Show only lines that include "nőtt".

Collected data
· · · · · · ·

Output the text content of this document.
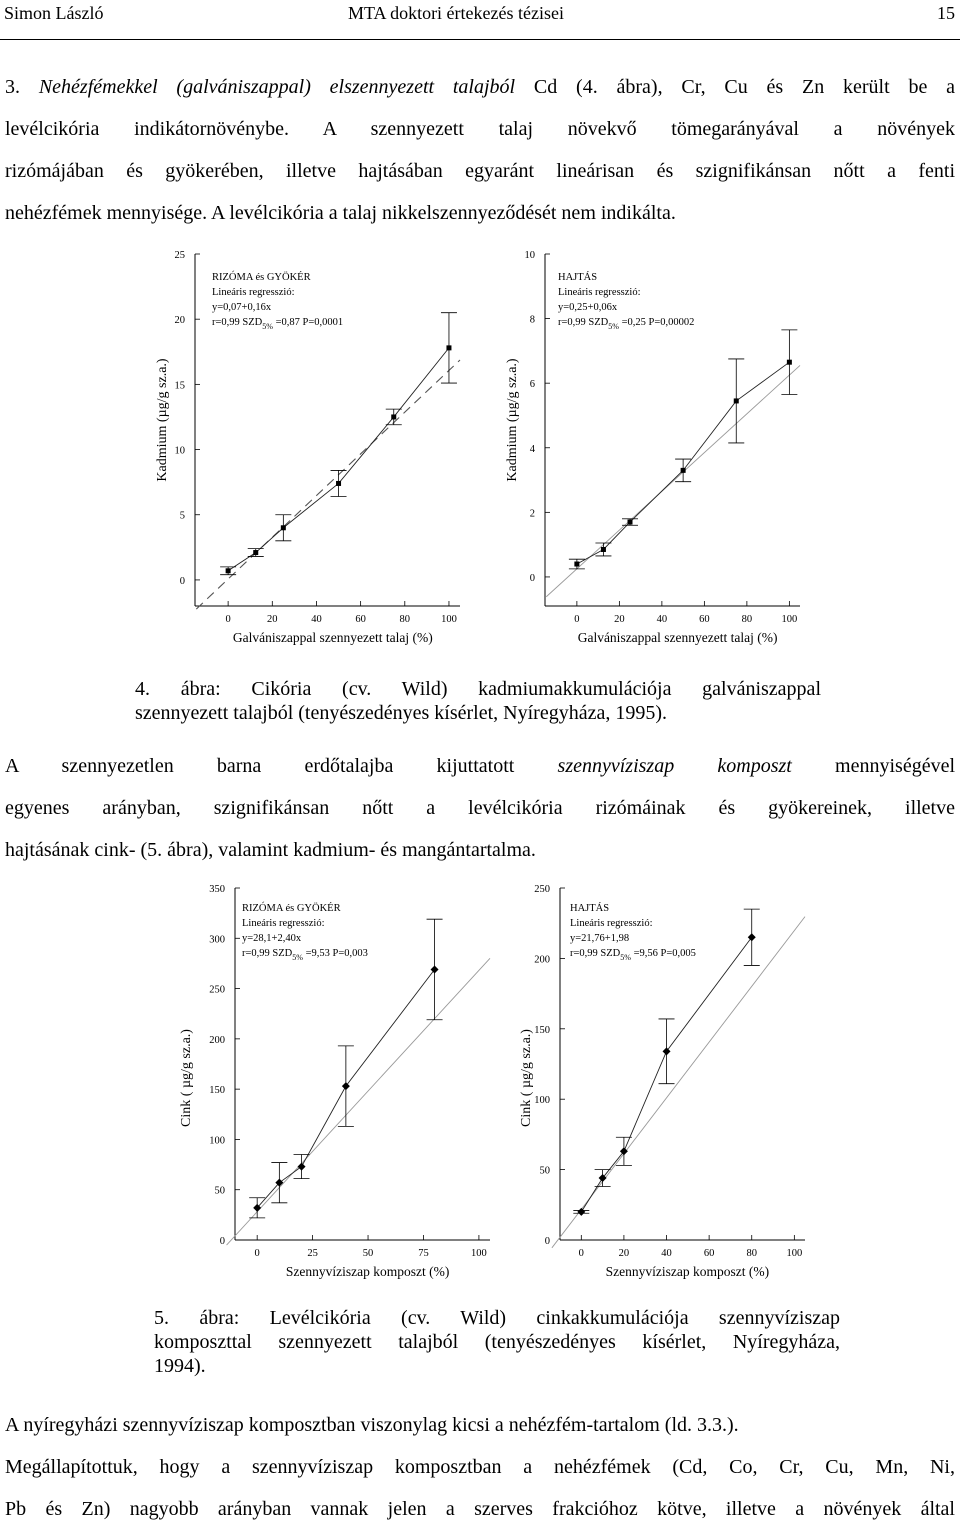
Simon László	MTA doktori értekezés tézisei	15
3. Nehézfémekkel (galvániszappal) elszennyezett talajból Cd (4. ábra), Cr, Cu és Zn került be a
levélcikória indikátornövénybe. A szennyezett talaj növekvő tömegarányával a növények
rizómájában és gyökerében, illetve hajtásában egyaránt lineárisan és szignifikánsan nőtt a fenti
nehézfémek mennyisége. A levélcikória a talaj nikkelszennyeződését nem indikálta.
0
5
10
15
20
25
0	20	40	60	80	100
Galvániszappal szennyezett talaj (%)
Kadmium (µg/g sz.a.)
RIZÓMA és GYÖKÉR
Lineáris regresszió:
y=0,07+0,16x
r=0,99 $SZD_{5\%} =0,87$ P=0,0001
0
2
4
6
8
10
0	20	40	60	80	100
Galvániszappal szennyezett talaj (%)
Kadmium (µg/g sz.a.)
HAJTÁS
Lineáris regresszió:
y=0,25+0,06x
r=0,99 $SZD_{5\%} =0,25$ P=0,00002
4. ábra: Cikória (cv. Wild) kadmiumakkumulációja galvániszappal
szennyezett talajból (tenyészedényes kísérlet, Nyíregyháza, 1995).
A szennyezetlen barna erdőtalajba kijuttatott szennyvíziszap komposzt mennyiségével
egyenes arányban, szignifikánsan nőtt a levélcikória rizómáinak és gyökereinek, illetve
hajtásának cink- (5. ábra), valamint kadmium- és mangántartalma.
0
50
100
150
200
250
300
350
0	25	50	75	100
Szennyvíziszap komposzt (%)
Cink ( µg/g sz.a.)
RIZÓMA és GYÖKÉR
Lineáris regresszió:
y=28,1+2,40x
r=0,99 $SZD_{5\%} =9,53$ P=0,003
0
50
100
150
200
250
0	20	40	60	80	100
Szennyvíziszap komposzt (%)
Cink ( µg/g sz.a.)
HAJTÁS
Lineáris regresszió:
y=21,76+1,98
r=0,99 $SZD_{5\%} =9,56$ P=0,005
5. ábra: Levélcikória (cv. Wild) cinkakkumulációja szennyvíziszap
komposzttal szennyezett talajból (tenyészedényes kísérlet, Nyíregyháza,
1994).
A nyíregyházi szennyvíziszap komposztban viszonylag kicsi a nehézfém-tartalom (ld. 3.3.).
Megállapítottuk, hogy a szennyvíziszap komposztban a nehézfémek (Cd, Co, Cr, Cu, Mn, Ni,
Pb és Zn) nagyobb arányban vannak jelen a szerves frakcióhoz kötve, illetve a növények által
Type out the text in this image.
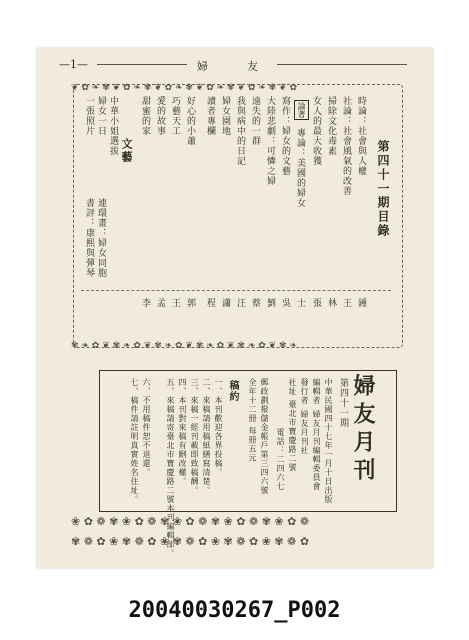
—1—	婦　友
❦ ✿ ❧ ✾ ❦ ✿ ❧ ✾ ❦ ✿ ❧ ✾ ❦ ✿ ❧ ✾ ❦ ✿ ❧ ✾ ❦ ✿
✾ ❧ ✿ ❦ ✾ ❧ ✿ ❦ ✾ ❧ ✿ ❦ ✾ ❧ ✿ ❦ ✾ ❧ ✿ ❦ ✾ ❧
第四十一期目錄
時論：社會與人權
社論：社會風氣的改善
掃除文化毒素
女人的最大收獲
論著
專論：美國的婦女
寫作：婦女的文藝
大陸悲劇：可憐之婦
遠失的一群
我與病中的日記
婦女園地
讀者專欄
好心的小蕭
巧藝天工
愛的故事
甜蜜的家
文藝
中華小姐選拔
婦女一日
一張照片
書評：康熙與彈琴 連環畫：婦女同胞
鍾
王
林
張
士
吳
劉
蔡
汪
瀟
程
郭
王
孟
李
婦友月刊
第四十一期
中華民國四十七年一月十日出版
編輯者
婦友月刊編輯委員會
發行者
婦友月刊社
社址
臺北市寶慶路二號
電話：二四六七
郵政劃撥儲金帳戶第三四六號
全年十二冊 每冊五元
稿約
一、本刊歡迎各界投稿。
二、來稿請用稿紙繕寫清楚。
三、來稿一經刊載即致稿酬。
四、本刊對來稿有刪改權。
五、來稿請寄臺北市寶慶路二號本刊編輯部。
六、不用稿件恕不退還。
七、稿件請註明真實姓名住址。
❀ ✿ ❁ ✾ ❀ ✿ ❁ ✾ ❀ ✿ ❁ ✾ ❀ ✿ ❁ ✾ ❀ ✿ ❁
✾ ❁ ✿ ❀ ✾ ❁ ✿ ❀ ✾ ❁ ✿ ❀ ✾ ❁ ✿ ❀ ✾ ❁ ✿
20040030267_P002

· · · · · · ·

§ Answer to the problem
rizómájában és gyökerében, illetve hajtásában egyaránt lineárisan és szignifikánsan nőtt a fenti
egyenes arányban, szignifikánsan nőtt a levélcikória rizómáinak és gyökereinek, illetve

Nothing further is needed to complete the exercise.